Recorded data:
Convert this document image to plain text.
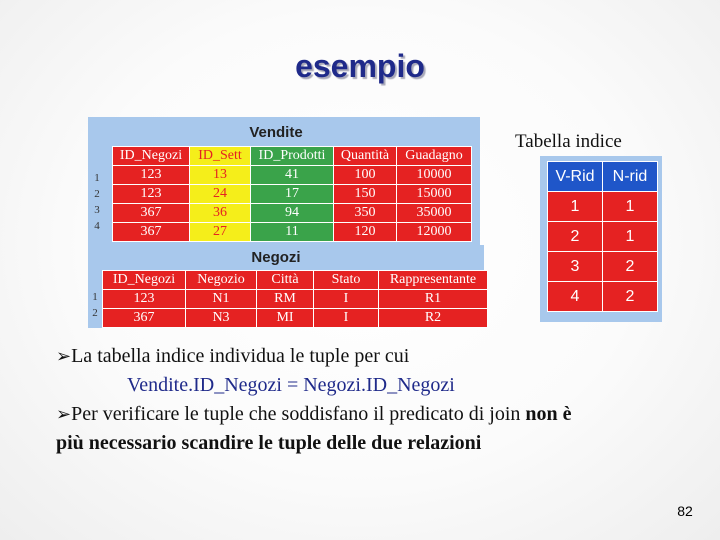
esempio
Vendite
1
2
3
4
ID_Negozi	ID_Sett	ID_Prodotti	Quantità	Guadagno
123	13	41	100	10000
123	24	17	150	15000
367	36	94	350	35000
367	27	11	120	12000
Negozi
1
2
ID_Negozi	Negozio	Città	Stato	Rappresentante
123	N1	RM	I	R1
367	N3	MI	I	R2
Tabella indice
V-Rid	N-rid
1	1
2	1
3	2
4	2
➢La tabella indice individua le tuple per cui
Vendite.ID_Negozi = Negozi.ID_Negozi
➢Per verificare le tuple che soddisfano il predicato di join non è
più necessario scandire le tuple delle due relazioni
82
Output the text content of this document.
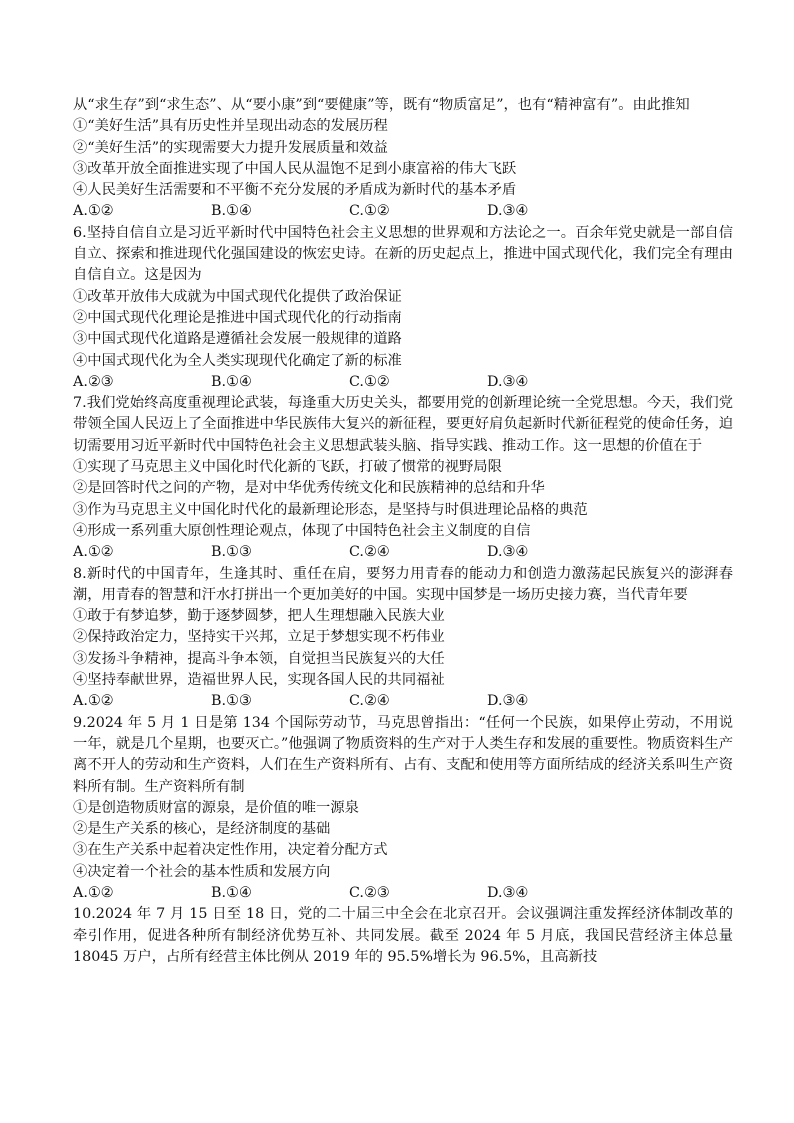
从“求生存”到“求生态”、从“要小康”到“要健康”等，既有“物质富足”，也有“精神富有”。由此推知

①“美好生活”具有历史性并呈现出动态的发展历程

②“美好生活”的实现需要大力提升发展质量和效益

③改革开放全面推进实现了中国人民从温饱不足到小康富裕的伟大飞跃

④人民美好生活需要和不平衡不充分发展的矛盾成为新时代的基本矛盾

A.①②	B.①④	C.①②	D.③④

6.坚持自信自立是习近平新时代中国特色社会主义思想的世界观和方法论之一。百余年党史就是一部自信自立、探索和推进现代化强国建设的恢宏史诗。在新的历史起点上，推进中国式现代化，我们完全有理由自信自立。这是因为

①改革开放伟大成就为中国式现代化提供了政治保证

②中国式现代化理论是推进中国式现代化的行动指南

③中国式现代化道路是遵循社会发展一般规律的道路

④中国式现代化为全人类实现现代化确定了新的标准

A.②③	B.①④	C.①②	D.③④

7.我们党始终高度重视理论武装，每逢重大历史关头，都要用党的创新理论统一全党思想。今天，我们党带领全国人民迈上了全面推进中华民族伟大复兴的新征程，要更好肩负起新时代新征程党的使命任务，迫切需要用习近平新时代中国特色社会主义思想武装头脑、指导实践、推动工作。这一思想的价值在于

①实现了马克思主义中国化时代化新的飞跃，打破了惯常的视野局限

②是回答时代之问的产物，是对中华优秀传统文化和民族精神的总结和升华

③作为马克思主义中国化时代化的最新理论形态，是坚持与时俱进理论品格的典范

④形成一系列重大原创性理论观点，体现了中国特色社会主义制度的自信

A.①②	B.①③	C.②④	D.③④

8.新时代的中国青年，生逢其时、重任在肩，要努力用青春的能动力和创造力激荡起民族复兴的澎湃春潮，用青春的智慧和汗水打拼出一个更加美好的中国。实现中国梦是一场历史接力赛，当代青年要

①敢于有梦追梦，勤于逐梦圆梦，把人生理想融入民族大业

②保持政治定力，坚持实干兴邦，立足于梦想实现不朽伟业

③发扬斗争精神，提高斗争本领，自觉担当民族复兴的大任

④坚持奉献世界，造福世界人民，实现各国人民的共同福祉

A.①②	B.①③	C.②④	D.③④

9.2024 年 5 月 1 日是第 134 个国际劳动节，马克思曾指出：“任何一个民族，如果停止劳动，不用说一年，就是几个星期，也要灭亡。”他强调了物质资料的生产对于人类生存和发展的重要性。物质资料生产离不开人的劳动和生产资料，人们在生产资料所有、占有、支配和使用等方面所结成的经济关系叫生产资料所有制。生产资料所有制

①是创造物质财富的源泉，是价值的唯一源泉

②是生产关系的核心，是经济制度的基础

③在生产关系中起着决定性作用，决定着分配方式

④决定着一个社会的基本性质和发展方向

A.①②	B.①④	C.②③	D.③④

10.2024 年 7 月 15 日至 18 日，党的二十届三中全会在北京召开。会议强调注重发挥经济体制改革的牵引作用，促进各种所有制经济优势互补、共同发展。截至 2024 年 5 月底，我国民营经济主体总量 18045 万户，占所有经营主体比例从 2019 年的 95.5%增长为 96.5%，且高新技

### EXERCISE GOAL
Beginning at the line that contains "Output the text content of this document.", retype each line of the data above through the very last one. Do not retype the pictures.

### REPLY
Output the text content of this document.
从“求生存”到“求生态”、从“要小康”到“要健康”等，既有“物质富足”，也有“精神富有”。由此推知

①“美好生活”具有历史性并呈现出动态的发展历程

②“美好生活”的实现需要大力提升发展质量和效益

③改革开放全面推进实现了中国人民从温饱不足到小康富裕的伟大飞跃

④人民美好生活需要和不平衡不充分发展的矛盾成为新时代的基本矛盾

A.①②	B.①④	C.①②	D.③④

6.坚持自信自立是习近平新时代中国特色社会主义思想的世界观和方法论之一。百余年党史就是一部自信自立、探索和推进现代化强国建设的恢宏史诗。在新的历史起点上，推进中国式现代化，我们完全有理由自信自立。这是因为

①改革开放伟大成就为中国式现代化提供了政治保证

②中国式现代化理论是推进中国式现代化的行动指南

③中国式现代化道路是遵循社会发展一般规律的道路

④中国式现代化为全人类实现现代化确定了新的标准

A.②③	B.①④	C.①②	D.③④

7.我们党始终高度重视理论武装，每逢重大历史关头，都要用党的创新理论统一全党思想。今天，我们党带领全国人民迈上了全面推进中华民族伟大复兴的新征程，要更好肩负起新时代新征程党的使命任务，迫切需要用习近平新时代中国特色社会主义思想武装头脑、指导实践、推动工作。这一思想的价值在于

①实现了马克思主义中国化时代化新的飞跃，打破了惯常的视野局限

②是回答时代之问的产物，是对中华优秀传统文化和民族精神的总结和升华

③作为马克思主义中国化时代化的最新理论形态，是坚持与时俱进理论品格的典范

④形成一系列重大原创性理论观点，体现了中国特色社会主义制度的自信

A.①②	B.①③	C.②④	D.③④

8.新时代的中国青年，生逢其时、重任在肩，要努力用青春的能动力和创造力激荡起民族复兴的澎湃春潮，用青春的智慧和汗水打拼出一个更加美好的中国。实现中国梦是一场历史接力赛，当代青年要

①敢于有梦追梦，勤于逐梦圆梦，把人生理想融入民族大业

②保持政治定力，坚持实干兴邦，立足于梦想实现不朽伟业

③发扬斗争精神，提高斗争本领，自觉担当民族复兴的大任

④坚持奉献世界，造福世界人民，实现各国人民的共同福祉

A.①②	B.①③	C.②④	D.③④

9.2024 年 5 月 1 日是第 134 个国际劳动节，马克思曾指出：“任何一个民族，如果停止劳动，不用说一年，就是几个星期，也要灭亡。”他强调了物质资料的生产对于人类生存和发展的重要性。物质资料生产离不开人的劳动和生产资料，人们在生产资料所有、占有、支配和使用等方面所结成的经济关系叫生产资料所有制。生产资料所有制

①是创造物质财富的源泉，是价值的唯一源泉

②是生产关系的核心，是经济制度的基础

③在生产关系中起着决定性作用，决定着分配方式

④决定着一个社会的基本性质和发展方向

A.①②	B.①④	C.②③	D.③④

10.2024 年 7 月 15 日至 18 日，党的二十届三中全会在北京召开。会议强调注重发挥经济体制改革的牵引作用，促进各种所有制经济优势互补、共同发展。截至 2024 年 5 月底，我国民营经济主体总量 18045 万户，占所有经营主体比例从 2019 年的 95.5%增长为 96.5%，且高新技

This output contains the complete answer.